Every entry below must appear again, exactly as written.

## BEGIN Supplied material

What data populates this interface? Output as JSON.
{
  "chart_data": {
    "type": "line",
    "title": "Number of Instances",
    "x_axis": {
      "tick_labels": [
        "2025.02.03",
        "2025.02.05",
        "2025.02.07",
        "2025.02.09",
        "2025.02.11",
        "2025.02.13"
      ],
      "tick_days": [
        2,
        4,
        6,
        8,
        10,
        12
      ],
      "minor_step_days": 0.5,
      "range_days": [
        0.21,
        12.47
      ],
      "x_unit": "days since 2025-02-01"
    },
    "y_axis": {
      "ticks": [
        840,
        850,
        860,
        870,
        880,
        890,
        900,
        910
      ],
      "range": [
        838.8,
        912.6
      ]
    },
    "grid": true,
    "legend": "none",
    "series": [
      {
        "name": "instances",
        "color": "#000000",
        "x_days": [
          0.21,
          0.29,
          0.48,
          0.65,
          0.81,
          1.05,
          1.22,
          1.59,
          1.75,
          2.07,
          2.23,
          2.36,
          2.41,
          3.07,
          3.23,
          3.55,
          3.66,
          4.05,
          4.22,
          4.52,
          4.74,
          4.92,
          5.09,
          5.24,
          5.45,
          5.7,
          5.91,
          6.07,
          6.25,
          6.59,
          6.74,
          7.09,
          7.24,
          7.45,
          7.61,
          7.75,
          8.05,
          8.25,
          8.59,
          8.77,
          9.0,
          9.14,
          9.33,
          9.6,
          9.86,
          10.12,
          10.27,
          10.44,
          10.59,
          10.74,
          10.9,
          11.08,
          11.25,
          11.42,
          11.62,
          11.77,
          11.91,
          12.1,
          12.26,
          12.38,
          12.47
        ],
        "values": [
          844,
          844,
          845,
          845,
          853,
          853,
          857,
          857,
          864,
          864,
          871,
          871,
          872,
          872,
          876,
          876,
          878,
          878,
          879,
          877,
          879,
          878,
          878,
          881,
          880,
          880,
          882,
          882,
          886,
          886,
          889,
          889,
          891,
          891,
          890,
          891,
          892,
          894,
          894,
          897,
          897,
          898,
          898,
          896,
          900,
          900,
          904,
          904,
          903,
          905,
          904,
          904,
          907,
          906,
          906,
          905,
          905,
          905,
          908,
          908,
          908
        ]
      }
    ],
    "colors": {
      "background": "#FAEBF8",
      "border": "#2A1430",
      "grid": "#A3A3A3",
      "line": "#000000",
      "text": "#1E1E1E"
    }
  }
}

## END Supplied material

* _Task response_
What data populates this interface? Output as JSON.
{
  "chart_data": {
    "type": "line",
    "title": "Number of Instances",
    "x_axis": {
      "tick_labels": [
        "2025.02.03",
        "2025.02.05",
        "2025.02.07",
        "2025.02.09",
        "2025.02.11",
        "2025.02.13"
      ],
      "tick_days": [
        2,
        4,
        6,
        8,
        10,
        12
      ],
      "minor_step_days": 0.5,
      "range_days": [
        0.21,
        12.47
      ],
      "x_unit": "days since 2025-02-01"
    },
    "y_axis": {
      "ticks": [
        840,
        850,
        860,
        870,
        880,
        890,
        900,
        910
      ],
      "range": [
        838.8,
        912.6
      ]
    },
    "grid": true,
    "legend": "none",
    "series": [
      {
        "name": "instances",
        "color": "#000000",
        "x_days": [
          0.21,
          0.29,
          0.48,
          0.65,
          0.81,
          1.05,
          1.22,
          1.59,
          1.75,
          2.07,
          2.23,
          2.36,
          2.41,
          3.07,
          3.23,
          3.55,
          3.66,
          4.05,
          4.22,
          4.52,
          4.74,
          4.92,
          5.09,
          5.24,
          5.45,
          5.7,
          5.91,
          6.07,
          6.25,
          6.59,
          6.74,
          7.09,
          7.24,
          7.45,
          7.61,
          7.75,
          8.05,
          8.25,
          8.59,
          8.77,
          9.0,
          9.14,
          9.33,
          9.6,
          9.86,
          10.12,
          10.27,
          10.44,
          10.59,
          10.74,
          10.9,
          11.08,
          11.25,
          11.42,
          11.62,
          11.77,
          11.91,
          12.1,
          12.26,
          12.38,
          12.47
        ],
        "values": [
          844,
          844,
          845,
          845,
          853,
          853,
          857,
          857,
          864,
          864,
          871,
          871,
          872,
          872,
          876,
          876,
          878,
          878,
          879,
          877,
          879,
          878,
          878,
          881,
          880,
          880,
          882,
          882,
          886,
          886,
          889,
          889,
          891,
          891,
          890,
          891,
          892,
          894,
          894,
          897,
          897,
          898,
          898,
          896,
          900,
          900,
          904,
          904,
          903,
          905,
          904,
          904,
          907,
          906,
          906,
          905,
          905,
          905,
          908,
          908,
          908
        ]
      }
    ],
    "colors": {
      "background": "#FAEBF8",
      "border": "#2A1430",
      "grid": "#A3A3A3",
      "line": "#000000",
      "text": "#1E1E1E"
    }
  }
}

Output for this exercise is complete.